- Exercise
Retype the records that come next, word for word.

(Data entries)
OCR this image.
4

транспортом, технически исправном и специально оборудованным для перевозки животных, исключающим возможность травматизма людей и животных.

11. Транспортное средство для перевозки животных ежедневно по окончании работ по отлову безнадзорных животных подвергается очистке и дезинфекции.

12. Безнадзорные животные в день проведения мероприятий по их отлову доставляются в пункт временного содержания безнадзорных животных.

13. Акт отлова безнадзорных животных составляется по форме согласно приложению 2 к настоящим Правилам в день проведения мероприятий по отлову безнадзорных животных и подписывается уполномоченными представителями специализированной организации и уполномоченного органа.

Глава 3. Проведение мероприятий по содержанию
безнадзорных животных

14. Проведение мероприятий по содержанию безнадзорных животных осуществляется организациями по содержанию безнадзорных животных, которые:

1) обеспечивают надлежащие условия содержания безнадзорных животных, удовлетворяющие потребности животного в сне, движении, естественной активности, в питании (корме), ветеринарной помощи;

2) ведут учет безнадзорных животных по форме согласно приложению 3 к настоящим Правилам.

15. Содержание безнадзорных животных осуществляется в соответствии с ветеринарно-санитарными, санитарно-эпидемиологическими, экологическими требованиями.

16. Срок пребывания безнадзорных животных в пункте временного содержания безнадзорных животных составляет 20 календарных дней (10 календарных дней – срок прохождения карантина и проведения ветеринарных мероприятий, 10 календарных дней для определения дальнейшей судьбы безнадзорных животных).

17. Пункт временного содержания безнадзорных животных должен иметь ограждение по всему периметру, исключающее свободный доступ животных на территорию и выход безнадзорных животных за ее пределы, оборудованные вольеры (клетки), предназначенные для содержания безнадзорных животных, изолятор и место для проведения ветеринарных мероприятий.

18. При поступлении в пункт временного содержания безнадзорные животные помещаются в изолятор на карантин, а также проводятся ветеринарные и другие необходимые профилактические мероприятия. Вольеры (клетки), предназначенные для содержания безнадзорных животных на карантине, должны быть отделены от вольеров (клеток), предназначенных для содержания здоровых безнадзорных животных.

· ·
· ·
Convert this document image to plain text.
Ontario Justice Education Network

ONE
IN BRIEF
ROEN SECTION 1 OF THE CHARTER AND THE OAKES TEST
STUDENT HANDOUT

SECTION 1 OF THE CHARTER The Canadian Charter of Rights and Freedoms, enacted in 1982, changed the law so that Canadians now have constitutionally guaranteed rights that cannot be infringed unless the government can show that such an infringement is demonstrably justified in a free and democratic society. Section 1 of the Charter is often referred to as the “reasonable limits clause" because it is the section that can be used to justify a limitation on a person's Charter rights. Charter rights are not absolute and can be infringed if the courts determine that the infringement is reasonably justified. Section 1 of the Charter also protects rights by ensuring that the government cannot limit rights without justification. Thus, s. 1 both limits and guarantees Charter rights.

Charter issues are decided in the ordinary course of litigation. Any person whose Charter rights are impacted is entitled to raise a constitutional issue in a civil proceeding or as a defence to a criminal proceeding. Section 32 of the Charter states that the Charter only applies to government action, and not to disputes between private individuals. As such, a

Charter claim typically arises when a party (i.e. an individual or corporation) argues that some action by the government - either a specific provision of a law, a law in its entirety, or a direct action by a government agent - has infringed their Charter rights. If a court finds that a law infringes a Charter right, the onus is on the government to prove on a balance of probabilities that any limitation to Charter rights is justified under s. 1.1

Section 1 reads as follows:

- Output
OCR this image.
4

транспортом, технически исправном и специально оборудованным для перевозки животных, исключающим возможность травматизма людей и животных.

11. Транспортное средство для перевозки животных ежедневно по окончании работ по отлову безнадзорных животных подвергается очистке и дезинфекции.

12. Безнадзорные животные в день проведения мероприятий по их отлову доставляются в пункт временного содержания безнадзорных животных.

13. Акт отлова безнадзорных животных составляется по форме согласно приложению 2 к настоящим Правилам в день проведения мероприятий по отлову безнадзорных животных и подписывается уполномоченными представителями специализированной организации и уполномоченного органа.

Глава 3. Проведение мероприятий по содержанию
безнадзорных животных

14. Проведение мероприятий по содержанию безнадзорных животных осуществляется организациями по содержанию безнадзорных животных, которые:

1) обеспечивают надлежащие условия содержания безнадзорных животных, удовлетворяющие потребности животного в сне, движении, естественной активности, в питании (корме), ветеринарной помощи;

2) ведут учет безнадзорных животных по форме согласно приложению 3 к настоящим Правилам.

15. Содержание безнадзорных животных осуществляется в соответствии с ветеринарно-санитарными, санитарно-эпидемиологическими, экологическими требованиями.

16. Срок пребывания безнадзорных животных в пункте временного содержания безнадзорных животных составляет 20 календарных дней (10 календарных дней – срок прохождения карантина и проведения ветеринарных мероприятий, 10 календарных дней для определения дальнейшей судьбы безнадзорных животных).

17. Пункт временного содержания безнадзорных животных должен иметь ограждение по всему периметру, исключающее свободный доступ животных на территорию и выход безнадзорных животных за ее пределы, оборудованные вольеры (клетки), предназначенные для содержания безнадзорных животных, изолятор и место для проведения ветеринарных мероприятий.

18. При поступлении в пункт временного содержания безнадзорные животные помещаются в изолятор на карантин, а также проводятся ветеринарные и другие необходимые профилактические мероприятия. Вольеры (клетки), предназначенные для содержания безнадзорных животных на карантине, должны быть отделены от вольеров (клеток), предназначенных для содержания здоровых безнадзорных животных.

· ·
· ·
Convert this document image to plain text.
Ontario Justice Education Network

ONE
IN BRIEF
ROEN SECTION 1 OF THE CHARTER AND THE OAKES TEST
STUDENT HANDOUT

SECTION 1 OF THE CHARTER The Canadian Charter of Rights and Freedoms, enacted in 1982, changed the law so that Canadians now have constitutionally guaranteed rights that cannot be infringed unless the government can show that such an infringement is demonstrably justified in a free and democratic society. Section 1 of the Charter is often referred to as the “reasonable limits clause" because it is the section that can be used to justify a limitation on a person's Charter rights. Charter rights are not absolute and can be infringed if the courts determine that the infringement is reasonably justified. Section 1 of the Charter also protects rights by ensuring that the government cannot limit rights without justification. Thus, s. 1 both limits and guarantees Charter rights.

Charter issues are decided in the ordinary course of litigation. Any person whose Charter rights are impacted is entitled to raise a constitutional issue in a civil proceeding or as a defence to a criminal proceeding. Section 32 of the Charter states that the Charter only applies to government action, and not to disputes between private individuals. As such, a

Charter claim typically arises when a party (i.e. an individual or corporation) argues that some action by the government - either a specific provision of a law, a law in its entirety, or a direct action by a government agent - has infringed their Charter rights. If a court finds that a law infringes a Charter right, the onus is on the government to prove on a balance of probabilities that any limitation to Charter rights is justified under s. 1.1

Section 1 reads as follows:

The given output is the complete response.